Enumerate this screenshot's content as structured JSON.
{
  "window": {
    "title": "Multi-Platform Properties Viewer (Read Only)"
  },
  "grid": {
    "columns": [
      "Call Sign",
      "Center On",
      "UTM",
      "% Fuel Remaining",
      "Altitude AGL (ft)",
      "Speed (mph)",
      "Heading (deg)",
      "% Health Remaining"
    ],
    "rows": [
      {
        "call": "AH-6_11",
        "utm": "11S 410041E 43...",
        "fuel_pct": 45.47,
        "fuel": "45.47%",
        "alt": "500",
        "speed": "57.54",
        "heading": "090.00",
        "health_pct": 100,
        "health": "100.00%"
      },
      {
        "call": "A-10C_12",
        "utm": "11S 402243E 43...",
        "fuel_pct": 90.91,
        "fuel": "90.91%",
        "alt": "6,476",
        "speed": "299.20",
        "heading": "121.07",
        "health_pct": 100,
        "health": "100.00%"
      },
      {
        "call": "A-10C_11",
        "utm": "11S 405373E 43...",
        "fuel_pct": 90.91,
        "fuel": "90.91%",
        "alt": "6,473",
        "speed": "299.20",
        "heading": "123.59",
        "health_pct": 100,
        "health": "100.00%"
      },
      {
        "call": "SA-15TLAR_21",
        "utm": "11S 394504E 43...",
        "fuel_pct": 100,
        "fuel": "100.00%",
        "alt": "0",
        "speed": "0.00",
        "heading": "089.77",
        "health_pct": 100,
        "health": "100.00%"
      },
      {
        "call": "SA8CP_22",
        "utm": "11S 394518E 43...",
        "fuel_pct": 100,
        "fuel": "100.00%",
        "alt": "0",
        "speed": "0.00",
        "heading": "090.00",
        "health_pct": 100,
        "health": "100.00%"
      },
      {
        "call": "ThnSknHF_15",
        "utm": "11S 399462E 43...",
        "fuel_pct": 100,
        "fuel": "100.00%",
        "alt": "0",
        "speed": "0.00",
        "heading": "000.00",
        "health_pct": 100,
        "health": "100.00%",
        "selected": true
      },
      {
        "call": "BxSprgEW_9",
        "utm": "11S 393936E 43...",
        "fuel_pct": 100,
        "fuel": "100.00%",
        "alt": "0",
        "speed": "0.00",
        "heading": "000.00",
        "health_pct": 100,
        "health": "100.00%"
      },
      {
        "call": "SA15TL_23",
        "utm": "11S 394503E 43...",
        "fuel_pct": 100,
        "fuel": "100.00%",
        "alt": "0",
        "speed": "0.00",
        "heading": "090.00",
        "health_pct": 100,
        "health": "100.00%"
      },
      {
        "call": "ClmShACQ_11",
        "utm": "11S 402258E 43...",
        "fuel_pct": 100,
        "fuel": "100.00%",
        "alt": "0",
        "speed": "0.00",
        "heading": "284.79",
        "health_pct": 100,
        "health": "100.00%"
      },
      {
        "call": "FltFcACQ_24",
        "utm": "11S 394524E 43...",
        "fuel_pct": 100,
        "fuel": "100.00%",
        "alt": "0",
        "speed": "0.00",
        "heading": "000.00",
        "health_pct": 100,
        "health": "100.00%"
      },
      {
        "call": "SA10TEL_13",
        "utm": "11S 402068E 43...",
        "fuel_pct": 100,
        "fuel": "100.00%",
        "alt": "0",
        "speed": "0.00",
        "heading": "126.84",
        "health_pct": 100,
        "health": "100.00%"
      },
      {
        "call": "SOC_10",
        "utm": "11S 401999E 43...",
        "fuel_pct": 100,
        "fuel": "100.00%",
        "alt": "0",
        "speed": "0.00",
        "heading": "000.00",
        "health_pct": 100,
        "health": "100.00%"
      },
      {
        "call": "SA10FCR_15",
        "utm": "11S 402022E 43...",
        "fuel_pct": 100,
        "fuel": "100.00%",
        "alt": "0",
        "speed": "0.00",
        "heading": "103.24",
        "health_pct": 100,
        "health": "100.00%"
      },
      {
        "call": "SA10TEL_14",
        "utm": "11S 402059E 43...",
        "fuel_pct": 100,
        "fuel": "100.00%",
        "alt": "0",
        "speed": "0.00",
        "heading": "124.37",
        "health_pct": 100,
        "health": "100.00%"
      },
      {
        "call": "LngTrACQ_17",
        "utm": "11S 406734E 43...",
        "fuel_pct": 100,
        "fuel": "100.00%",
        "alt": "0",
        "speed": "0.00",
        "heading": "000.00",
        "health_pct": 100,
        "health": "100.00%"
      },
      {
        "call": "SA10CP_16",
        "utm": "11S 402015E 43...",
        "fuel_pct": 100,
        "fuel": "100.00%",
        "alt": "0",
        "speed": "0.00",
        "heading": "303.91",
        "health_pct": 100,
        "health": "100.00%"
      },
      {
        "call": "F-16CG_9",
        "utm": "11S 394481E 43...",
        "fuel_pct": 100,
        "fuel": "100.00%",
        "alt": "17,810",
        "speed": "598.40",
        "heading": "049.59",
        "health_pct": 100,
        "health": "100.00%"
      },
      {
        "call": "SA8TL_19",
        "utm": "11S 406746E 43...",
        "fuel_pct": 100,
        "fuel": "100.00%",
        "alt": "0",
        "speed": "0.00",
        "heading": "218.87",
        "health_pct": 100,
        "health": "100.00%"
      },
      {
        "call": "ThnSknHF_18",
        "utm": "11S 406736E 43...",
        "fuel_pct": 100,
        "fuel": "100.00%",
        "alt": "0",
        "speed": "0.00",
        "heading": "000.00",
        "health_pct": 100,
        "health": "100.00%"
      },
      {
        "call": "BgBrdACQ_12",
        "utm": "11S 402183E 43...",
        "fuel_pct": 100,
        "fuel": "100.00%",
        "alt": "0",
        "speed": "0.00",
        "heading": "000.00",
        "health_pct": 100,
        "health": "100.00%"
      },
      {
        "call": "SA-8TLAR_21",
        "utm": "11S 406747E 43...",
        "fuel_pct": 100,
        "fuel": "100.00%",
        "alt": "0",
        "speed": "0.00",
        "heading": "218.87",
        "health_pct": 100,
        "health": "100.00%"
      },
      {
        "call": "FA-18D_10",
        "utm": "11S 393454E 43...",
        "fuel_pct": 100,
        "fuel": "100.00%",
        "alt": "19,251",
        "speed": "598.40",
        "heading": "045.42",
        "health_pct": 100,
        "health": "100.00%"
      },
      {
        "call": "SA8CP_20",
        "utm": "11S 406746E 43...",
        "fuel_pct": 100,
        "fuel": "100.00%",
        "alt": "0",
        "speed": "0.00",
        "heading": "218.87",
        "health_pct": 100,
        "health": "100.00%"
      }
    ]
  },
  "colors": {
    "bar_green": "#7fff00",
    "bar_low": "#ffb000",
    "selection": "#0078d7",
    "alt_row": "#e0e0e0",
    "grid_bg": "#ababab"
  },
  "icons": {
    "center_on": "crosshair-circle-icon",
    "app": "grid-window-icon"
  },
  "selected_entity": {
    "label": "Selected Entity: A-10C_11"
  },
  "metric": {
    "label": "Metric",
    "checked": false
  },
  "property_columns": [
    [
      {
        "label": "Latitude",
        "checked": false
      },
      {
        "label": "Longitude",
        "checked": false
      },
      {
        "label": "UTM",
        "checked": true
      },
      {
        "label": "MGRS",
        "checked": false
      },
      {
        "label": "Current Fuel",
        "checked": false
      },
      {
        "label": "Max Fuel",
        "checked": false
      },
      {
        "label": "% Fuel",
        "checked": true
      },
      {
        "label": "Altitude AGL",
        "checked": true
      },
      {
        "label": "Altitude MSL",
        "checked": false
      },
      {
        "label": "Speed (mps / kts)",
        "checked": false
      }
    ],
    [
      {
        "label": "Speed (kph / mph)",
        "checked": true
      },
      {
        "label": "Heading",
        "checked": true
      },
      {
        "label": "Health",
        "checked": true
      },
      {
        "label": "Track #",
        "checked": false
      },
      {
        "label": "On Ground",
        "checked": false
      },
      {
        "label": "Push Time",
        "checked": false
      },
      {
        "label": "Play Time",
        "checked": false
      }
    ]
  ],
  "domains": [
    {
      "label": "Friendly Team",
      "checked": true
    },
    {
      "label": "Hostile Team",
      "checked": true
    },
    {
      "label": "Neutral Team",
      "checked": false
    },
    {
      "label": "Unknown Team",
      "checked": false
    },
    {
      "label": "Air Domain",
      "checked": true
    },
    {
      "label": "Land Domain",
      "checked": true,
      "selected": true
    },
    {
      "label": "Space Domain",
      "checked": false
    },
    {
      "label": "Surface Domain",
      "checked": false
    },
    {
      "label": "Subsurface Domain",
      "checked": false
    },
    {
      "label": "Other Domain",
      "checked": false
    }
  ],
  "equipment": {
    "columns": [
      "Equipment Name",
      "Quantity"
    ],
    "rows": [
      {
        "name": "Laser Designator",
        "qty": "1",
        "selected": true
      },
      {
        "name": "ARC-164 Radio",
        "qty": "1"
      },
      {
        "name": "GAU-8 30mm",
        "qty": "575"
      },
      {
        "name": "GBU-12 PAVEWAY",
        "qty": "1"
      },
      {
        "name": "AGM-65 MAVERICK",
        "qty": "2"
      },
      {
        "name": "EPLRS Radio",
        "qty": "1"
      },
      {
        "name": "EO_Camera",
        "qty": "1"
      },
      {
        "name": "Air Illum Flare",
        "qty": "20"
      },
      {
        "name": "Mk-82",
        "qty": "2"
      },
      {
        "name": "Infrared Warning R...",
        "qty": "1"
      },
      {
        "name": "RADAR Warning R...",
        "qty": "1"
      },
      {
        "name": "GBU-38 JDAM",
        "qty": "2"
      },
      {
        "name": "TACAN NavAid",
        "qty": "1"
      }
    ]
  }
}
..............................
Select all lines in the listing above where the word "Altitude" appears, and show them.

      "Altitude AGL (ft)",
        "label": "Altitude AGL",
        "label": "Altitude MSL",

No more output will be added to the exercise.